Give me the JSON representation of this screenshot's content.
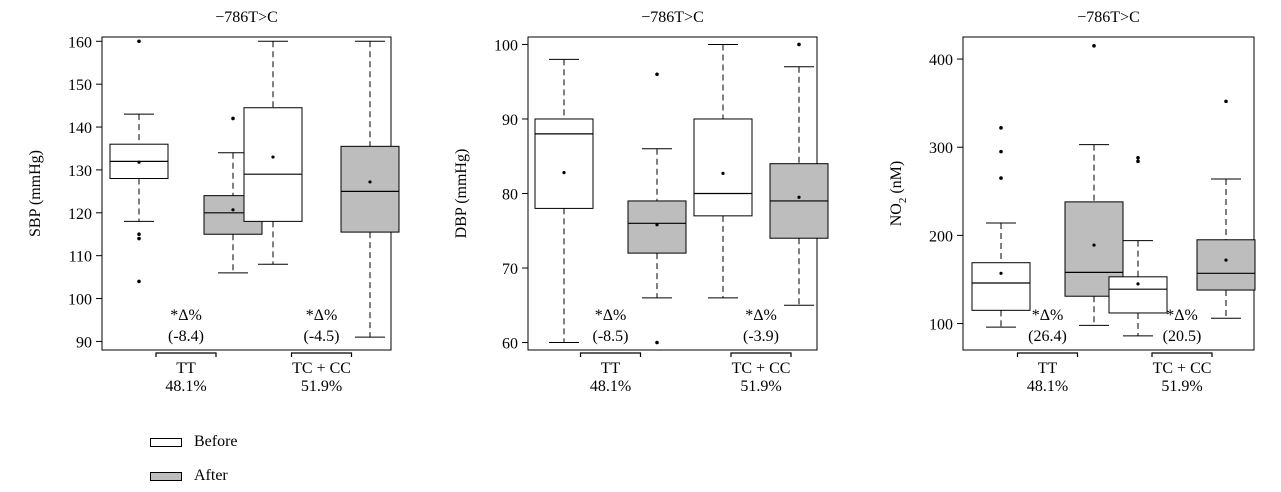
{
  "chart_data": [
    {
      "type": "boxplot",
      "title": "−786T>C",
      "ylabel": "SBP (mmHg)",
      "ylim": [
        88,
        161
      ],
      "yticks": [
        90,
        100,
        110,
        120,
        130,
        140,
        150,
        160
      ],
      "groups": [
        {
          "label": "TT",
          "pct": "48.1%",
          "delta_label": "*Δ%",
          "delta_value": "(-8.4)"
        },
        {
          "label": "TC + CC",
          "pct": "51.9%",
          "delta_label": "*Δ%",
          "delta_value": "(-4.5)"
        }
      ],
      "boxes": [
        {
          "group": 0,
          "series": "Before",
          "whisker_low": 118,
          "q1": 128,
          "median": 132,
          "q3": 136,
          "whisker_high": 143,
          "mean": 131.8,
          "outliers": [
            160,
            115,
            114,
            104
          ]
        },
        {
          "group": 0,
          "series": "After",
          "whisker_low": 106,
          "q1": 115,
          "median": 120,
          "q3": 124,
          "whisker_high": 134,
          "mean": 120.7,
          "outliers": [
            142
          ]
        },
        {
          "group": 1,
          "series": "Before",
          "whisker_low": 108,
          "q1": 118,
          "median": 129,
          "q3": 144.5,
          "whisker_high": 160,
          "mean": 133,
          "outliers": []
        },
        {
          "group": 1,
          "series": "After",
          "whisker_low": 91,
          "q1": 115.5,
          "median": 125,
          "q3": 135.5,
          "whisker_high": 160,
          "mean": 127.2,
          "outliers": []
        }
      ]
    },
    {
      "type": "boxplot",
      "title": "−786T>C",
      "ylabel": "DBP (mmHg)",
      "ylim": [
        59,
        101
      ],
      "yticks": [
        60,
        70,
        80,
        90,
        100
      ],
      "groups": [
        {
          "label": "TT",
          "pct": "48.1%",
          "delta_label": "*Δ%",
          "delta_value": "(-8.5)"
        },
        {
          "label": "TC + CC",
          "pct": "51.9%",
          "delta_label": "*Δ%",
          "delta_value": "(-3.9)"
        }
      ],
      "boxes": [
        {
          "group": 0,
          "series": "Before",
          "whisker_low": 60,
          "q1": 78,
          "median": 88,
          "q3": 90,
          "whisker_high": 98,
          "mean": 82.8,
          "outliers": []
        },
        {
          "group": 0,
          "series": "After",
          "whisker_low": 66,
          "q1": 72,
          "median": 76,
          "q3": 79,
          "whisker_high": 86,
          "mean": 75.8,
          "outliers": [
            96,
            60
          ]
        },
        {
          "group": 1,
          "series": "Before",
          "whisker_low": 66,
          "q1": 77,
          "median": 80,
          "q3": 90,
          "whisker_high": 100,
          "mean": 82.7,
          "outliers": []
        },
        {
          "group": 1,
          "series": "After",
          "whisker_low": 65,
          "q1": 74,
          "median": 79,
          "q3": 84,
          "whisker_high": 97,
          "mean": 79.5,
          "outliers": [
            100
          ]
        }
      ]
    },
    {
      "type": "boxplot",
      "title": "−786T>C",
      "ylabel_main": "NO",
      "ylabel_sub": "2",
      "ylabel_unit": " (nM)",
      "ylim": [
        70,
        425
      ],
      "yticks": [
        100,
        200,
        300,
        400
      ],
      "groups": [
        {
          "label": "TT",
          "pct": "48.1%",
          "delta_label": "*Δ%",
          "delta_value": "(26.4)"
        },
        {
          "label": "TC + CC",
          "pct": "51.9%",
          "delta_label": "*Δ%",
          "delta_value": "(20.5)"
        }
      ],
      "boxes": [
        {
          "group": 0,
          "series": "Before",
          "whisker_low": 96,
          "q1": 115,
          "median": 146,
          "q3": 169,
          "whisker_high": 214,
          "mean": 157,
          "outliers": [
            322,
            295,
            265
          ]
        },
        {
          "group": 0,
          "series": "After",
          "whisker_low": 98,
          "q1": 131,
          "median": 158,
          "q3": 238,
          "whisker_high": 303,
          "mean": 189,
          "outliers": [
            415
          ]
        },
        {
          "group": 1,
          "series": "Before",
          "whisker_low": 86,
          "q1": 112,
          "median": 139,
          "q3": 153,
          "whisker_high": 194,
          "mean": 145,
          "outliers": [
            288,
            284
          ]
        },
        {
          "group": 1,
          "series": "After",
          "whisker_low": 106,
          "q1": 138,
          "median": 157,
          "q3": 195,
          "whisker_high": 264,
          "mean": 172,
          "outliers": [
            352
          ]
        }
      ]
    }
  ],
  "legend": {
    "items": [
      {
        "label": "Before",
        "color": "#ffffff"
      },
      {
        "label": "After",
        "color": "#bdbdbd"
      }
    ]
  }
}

──────

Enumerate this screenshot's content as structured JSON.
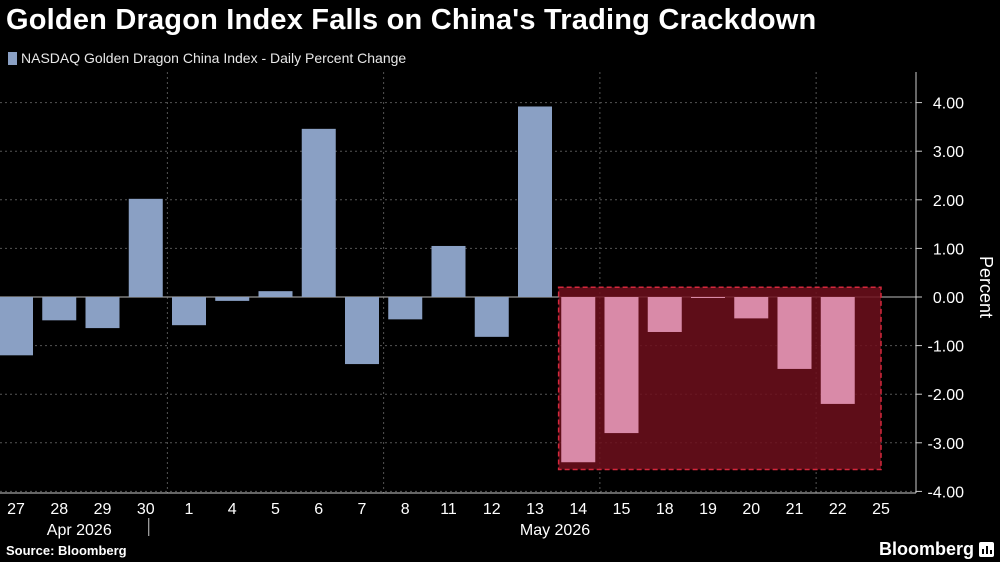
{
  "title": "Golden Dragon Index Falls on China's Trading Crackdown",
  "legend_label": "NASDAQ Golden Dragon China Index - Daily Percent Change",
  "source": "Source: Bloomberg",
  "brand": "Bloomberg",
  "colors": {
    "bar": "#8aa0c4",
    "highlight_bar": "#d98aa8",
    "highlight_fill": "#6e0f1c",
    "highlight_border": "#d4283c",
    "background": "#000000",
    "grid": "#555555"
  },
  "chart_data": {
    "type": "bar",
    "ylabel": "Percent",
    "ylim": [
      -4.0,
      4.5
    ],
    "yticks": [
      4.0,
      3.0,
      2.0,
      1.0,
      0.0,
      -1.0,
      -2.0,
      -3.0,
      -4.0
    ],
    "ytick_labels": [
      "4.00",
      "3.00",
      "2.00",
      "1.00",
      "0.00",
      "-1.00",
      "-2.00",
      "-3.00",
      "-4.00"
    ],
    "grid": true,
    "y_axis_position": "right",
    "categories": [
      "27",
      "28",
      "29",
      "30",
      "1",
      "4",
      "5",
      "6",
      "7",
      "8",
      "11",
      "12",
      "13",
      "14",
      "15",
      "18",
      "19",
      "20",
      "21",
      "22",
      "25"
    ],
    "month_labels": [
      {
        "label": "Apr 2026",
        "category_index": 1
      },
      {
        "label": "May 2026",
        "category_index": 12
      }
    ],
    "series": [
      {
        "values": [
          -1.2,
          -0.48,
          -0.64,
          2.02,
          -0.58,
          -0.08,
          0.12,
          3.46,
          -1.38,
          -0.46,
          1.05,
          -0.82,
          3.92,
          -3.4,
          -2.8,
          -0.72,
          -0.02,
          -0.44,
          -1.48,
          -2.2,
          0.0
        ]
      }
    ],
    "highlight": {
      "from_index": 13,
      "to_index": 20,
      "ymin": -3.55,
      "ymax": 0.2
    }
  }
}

──────

Report all lines of the data above that include the string "mean".

          "mean": 131.8,
          "mean": 120.7,
          "mean": 133,
          "mean": 127.2,
          "mean": 82.8,
          "mean": 75.8,
          "mean": 82.7,
          "mean": 79.5,
          "mean": 157,
          "mean": 189,
          "mean": 145,
          "mean": 172,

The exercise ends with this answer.